Written instruction »
Extract the whole listing as it stands. Do not include the pictures.

Material to process »
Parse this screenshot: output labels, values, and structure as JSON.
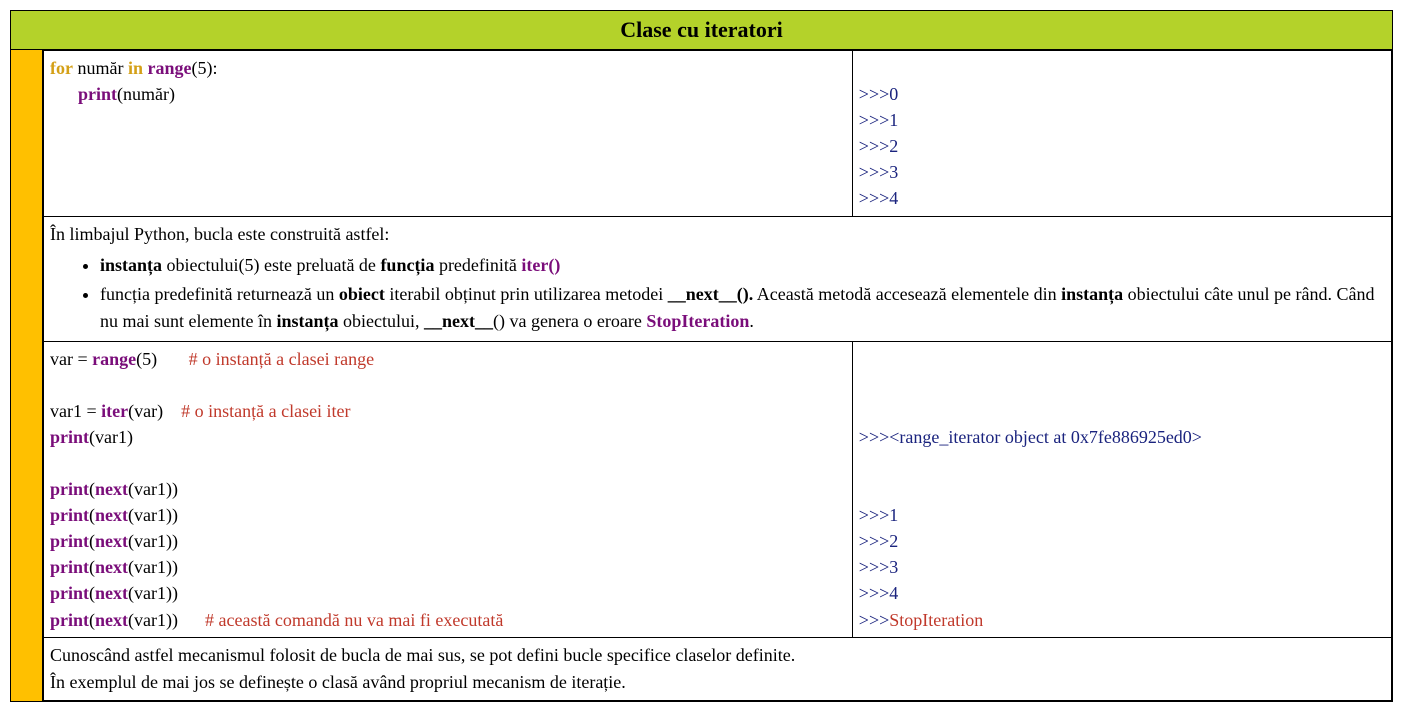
{
  "header": {
    "title": "Clase cu iteratori"
  },
  "row1": {
    "code": {
      "for": "for",
      "var": " număr ",
      "in": "in",
      "range": "range",
      "args": "(5):",
      "print": "print",
      "pargs": "(număr)"
    },
    "output": {
      "l0p": ">>>",
      "l0v": "0",
      "l1p": ">>>",
      "l1v": "1",
      "l2p": ">>>",
      "l2v": "2",
      "l3p": ">>>",
      "l3v": "3",
      "l4p": ">>>",
      "l4v": "4"
    }
  },
  "text1": {
    "intro": "În limbajul Python, bucla este construită astfel:",
    "b1a": "instanța",
    "b1b": " obiectului(5) este preluată de ",
    "b1c": "funcția",
    "b1d": " predefinită ",
    "b1e": "iter()",
    "b2a": "funcția predefinită returnează un ",
    "b2b": "obiect",
    "b2c": " iterabil obținut prin utilizarea metodei  ",
    "b2d": "__next__().",
    "b2e": " Această metodă accesează elementele din ",
    "b2f": "instanța",
    "b2g": " obiectului câte unul pe rând. Când nu mai sunt elemente în ",
    "b2h": "instanța",
    "b2i": " obiectului, ",
    "b2j": "__next__",
    "b2k": "() va genera o eroare ",
    "b2l": "StopIteration",
    "b2m": "."
  },
  "row2": {
    "code": {
      "l1a": "var = ",
      "l1b": "range",
      "l1c": "(5)",
      "l1d": "# o instanță a clasei range",
      "l2a": "var1 = ",
      "l2b": "iter",
      "l2c": "(var)",
      "l2d": "# o instanță a clasei iter",
      "l3a": "print",
      "l3b": "(var1)",
      "pn": "print",
      "na": "(",
      "nb": "next",
      "nc": "(var1))",
      "lcom": "# această comandă nu va mai fi executată"
    },
    "output": {
      "p": ">>>",
      "obj": "<range_iterator object at 0x7fe886925ed0>",
      "v1": "1",
      "v2": "2",
      "v3": "3",
      "v4": "4",
      "stop": "StopIteration"
    }
  },
  "text2": {
    "l1": "Cunoscând astfel mecanismul folosit de bucla de mai sus, se pot defini bucle specifice claselor definite.",
    "l2": "În exemplul de mai jos se definește o clasă având propriul mecanism de iterație."
  }
}
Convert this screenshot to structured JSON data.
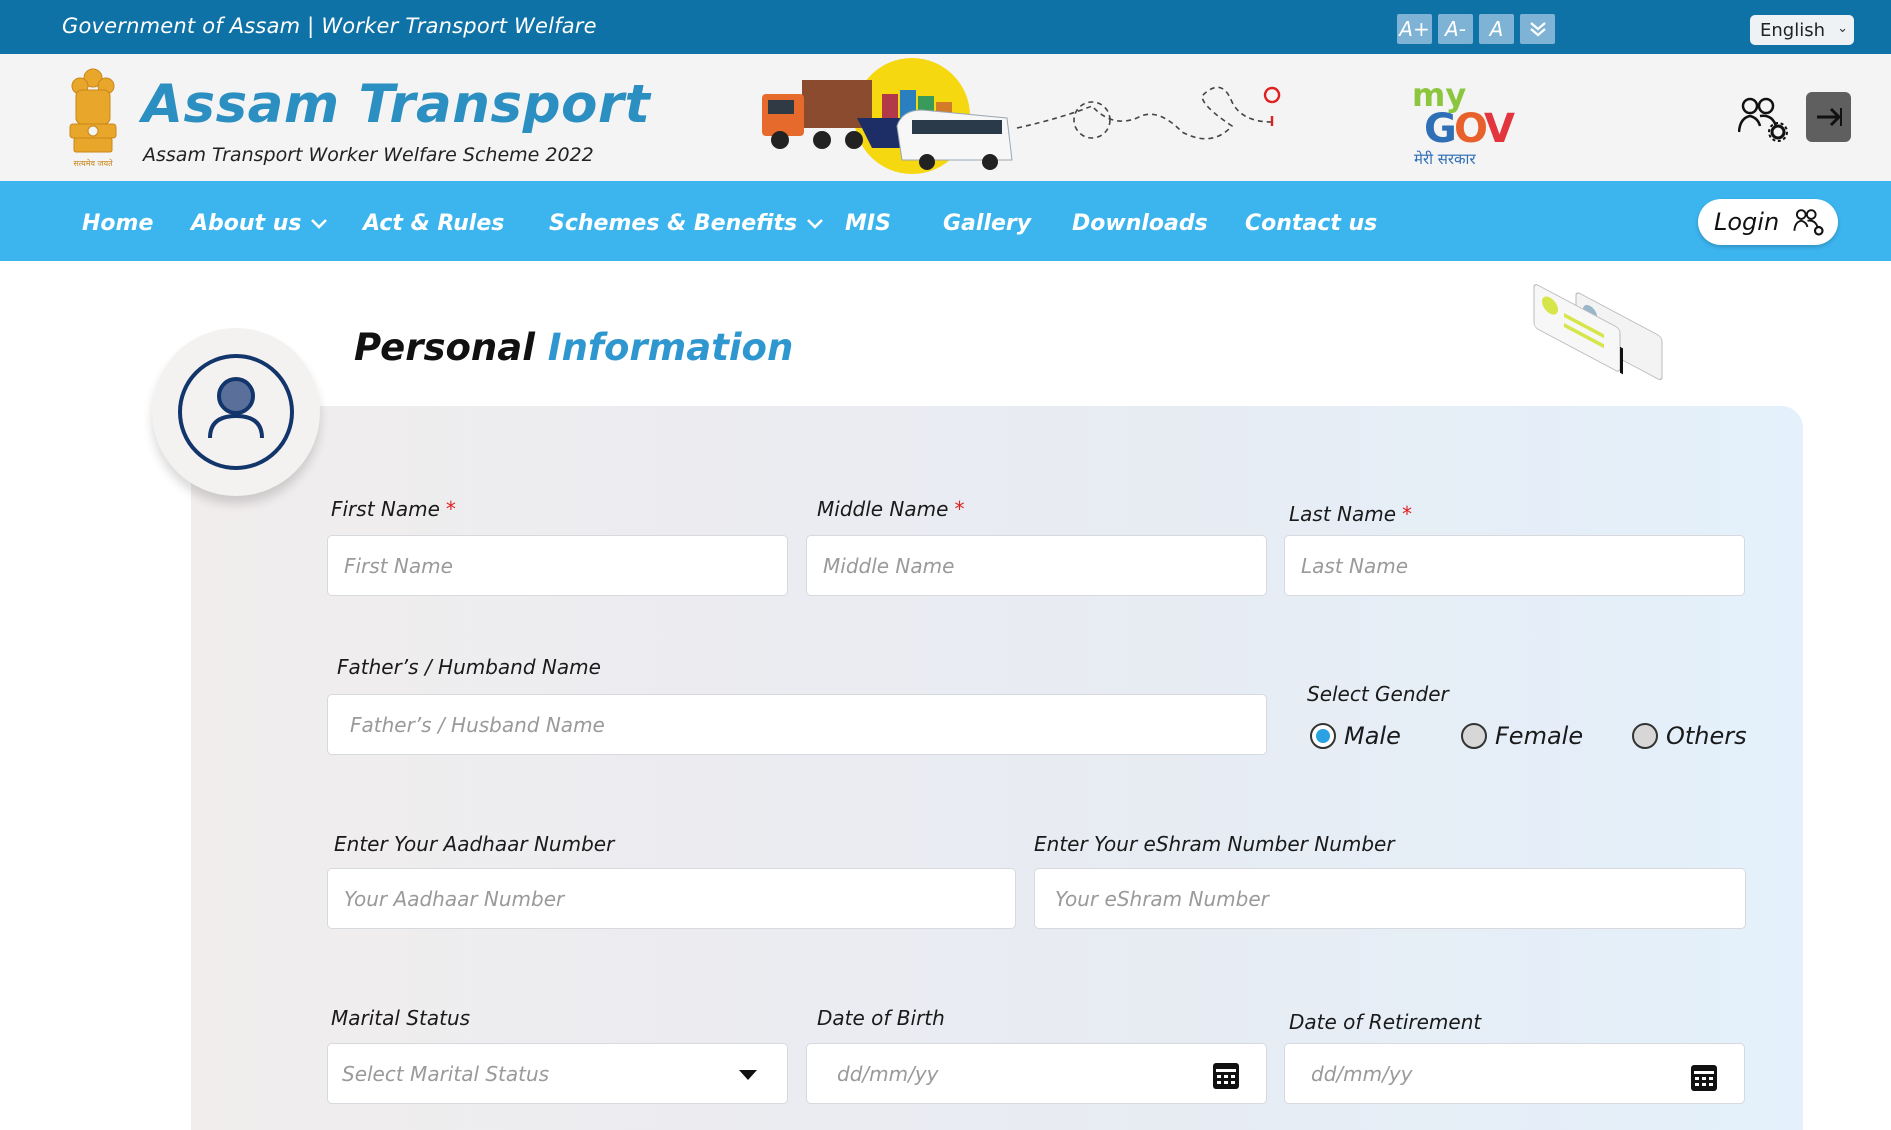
{
  "topbar": {
    "government_text": "Government of Assam | Worker Transport  Welfare",
    "font_controls": [
      "A+",
      "A-",
      "A"
    ],
    "language": "English"
  },
  "header": {
    "brand": "Assam Transport",
    "tagline": "Assam Transport Worker Welfare Scheme 2022",
    "emblem_motto": "सत्यमेव जयते",
    "mygov_sub": "मेरी सरकार"
  },
  "nav": {
    "items": [
      "Home",
      "About us",
      "Act & Rules",
      "Schemes & Benefits",
      "MIS",
      "Gallery",
      "Downloads",
      "Contact us"
    ],
    "login_label": "Login"
  },
  "page": {
    "title_part1": "Personal",
    "title_part2": "Information"
  },
  "form": {
    "first_name": {
      "label": "First Name",
      "placeholder": "First Name",
      "required": "*"
    },
    "middle_name": {
      "label": "Middle Name",
      "placeholder": "Middle Name",
      "required": "*"
    },
    "last_name": {
      "label": "Last Name",
      "placeholder": "Last Name",
      "required": "*"
    },
    "father_name": {
      "label": "Father’s / Humband Name",
      "placeholder": "Father’s / Husband Name"
    },
    "gender": {
      "label": "Select Gender",
      "options": [
        "Male",
        "Female",
        "Others"
      ],
      "selected": "Male"
    },
    "aadhaar": {
      "label": "Enter Your Aadhaar Number",
      "placeholder": "Your Aadhaar Number"
    },
    "eshram": {
      "label": "Enter Your eShram Number Number",
      "placeholder": "Your eShram Number"
    },
    "marital": {
      "label": "Marital Status",
      "placeholder": "Select Marital Status"
    },
    "dob": {
      "label": "Date of Birth",
      "placeholder": "dd/mm/yy"
    },
    "retirement": {
      "label": "Date of Retirement",
      "placeholder": "dd/mm/yy"
    }
  },
  "colors": {
    "topbar": "#0f72a6",
    "nav": "#3cb5ef",
    "brand": "#2c8fc1",
    "title_accent": "#2f97cf",
    "required": "#e02020",
    "radio_selected": "#2aa1e3"
  }
}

Solution to the problem »
Parse this screenshot: output labels, values, and structure as JSON.
{
  "header": {
    "title": "Clase cu iteratori"
  },
  "row1": {
    "code": {
      "for": "for",
      "var": " număr ",
      "in": "in",
      "range": "range",
      "args": "(5):",
      "print": "print",
      "pargs": "(număr)"
    },
    "output": {
      "l0p": ">>>",
      "l0v": "0",
      "l1p": ">>>",
      "l1v": "1",
      "l2p": ">>>",
      "l2v": "2",
      "l3p": ">>>",
      "l3v": "3",
      "l4p": ">>>",
      "l4v": "4"
    }
  },
  "text1": {
    "intro": "În limbajul Python, bucla este construită astfel:",
    "b1a": "instanța",
    "b1b": " obiectului(5) este preluată de ",
    "b1c": "funcția",
    "b1d": " predefinită ",
    "b1e": "iter()",
    "b2a": "funcția predefinită returnează un ",
    "b2b": "obiect",
    "b2c": " iterabil obținut prin utilizarea metodei  ",
    "b2d": "__next__().",
    "b2e": " Această metodă accesează elementele din ",
    "b2f": "instanța",
    "b2g": " obiectului câte unul pe rând. Când nu mai sunt elemente în ",
    "b2h": "instanța",
    "b2i": " obiectului, ",
    "b2j": "__next__",
    "b2k": "() va genera o eroare ",
    "b2l": "StopIteration",
    "b2m": "."
  },
  "row2": {
    "code": {
      "l1a": "var = ",
      "l1b": "range",
      "l1c": "(5)",
      "l1d": "# o instanță a clasei range",
      "l2a": "var1 = ",
      "l2b": "iter",
      "l2c": "(var)",
      "l2d": "# o instanță a clasei iter",
      "l3a": "print",
      "l3b": "(var1)",
      "pn": "print",
      "na": "(",
      "nb": "next",
      "nc": "(var1))",
      "lcom": "# această comandă nu va mai fi executată"
    },
    "output": {
      "p": ">>>",
      "obj": "<range_iterator object at 0x7fe886925ed0>",
      "v1": "1",
      "v2": "2",
      "v3": "3",
      "v4": "4",
      "stop": "StopIteration"
    }
  },
  "text2": {
    "l1": "Cunoscând astfel mecanismul folosit de bucla de mai sus, se pot defini bucle specifice claselor definite.",
    "l2": "În exemplul de mai jos se definește o clasă având propriul mecanism de iterație."
  }
}
Convert this screenshot to structured JSON data.
{
  "topbar": {
    "government_text": "Government of Assam | Worker Transport  Welfare",
    "font_controls": [
      "A+",
      "A-",
      "A"
    ],
    "language": "English"
  },
  "header": {
    "brand": "Assam Transport",
    "tagline": "Assam Transport Worker Welfare Scheme 2022",
    "emblem_motto": "सत्यमेव जयते",
    "mygov_sub": "मेरी सरकार"
  },
  "nav": {
    "items": [
      "Home",
      "About us",
      "Act & Rules",
      "Schemes & Benefits",
      "MIS",
      "Gallery",
      "Downloads",
      "Contact us"
    ],
    "login_label": "Login"
  },
  "page": {
    "title_part1": "Personal",
    "title_part2": "Information"
  },
  "form": {
    "first_name": {
      "label": "First Name",
      "placeholder": "First Name",
      "required": "*"
    },
    "middle_name": {
      "label": "Middle Name",
      "placeholder": "Middle Name",
      "required": "*"
    },
    "last_name": {
      "label": "Last Name",
      "placeholder": "Last Name",
      "required": "*"
    },
    "father_name": {
      "label": "Father’s / Humband Name",
      "placeholder": "Father’s / Husband Name"
    },
    "gender": {
      "label": "Select Gender",
      "options": [
        "Male",
        "Female",
        "Others"
      ],
      "selected": "Male"
    },
    "aadhaar": {
      "label": "Enter Your Aadhaar Number",
      "placeholder": "Your Aadhaar Number"
    },
    "eshram": {
      "label": "Enter Your eShram Number Number",
      "placeholder": "Your eShram Number"
    },
    "marital": {
      "label": "Marital Status",
      "placeholder": "Select Marital Status"
    },
    "dob": {
      "label": "Date of Birth",
      "placeholder": "dd/mm/yy"
    },
    "retirement": {
      "label": "Date of Retirement",
      "placeholder": "dd/mm/yy"
    }
  },
  "colors": {
    "topbar": "#0f72a6",
    "nav": "#3cb5ef",
    "brand": "#2c8fc1",
    "title_accent": "#2f97cf",
    "required": "#e02020",
    "radio_selected": "#2aa1e3"
  }
}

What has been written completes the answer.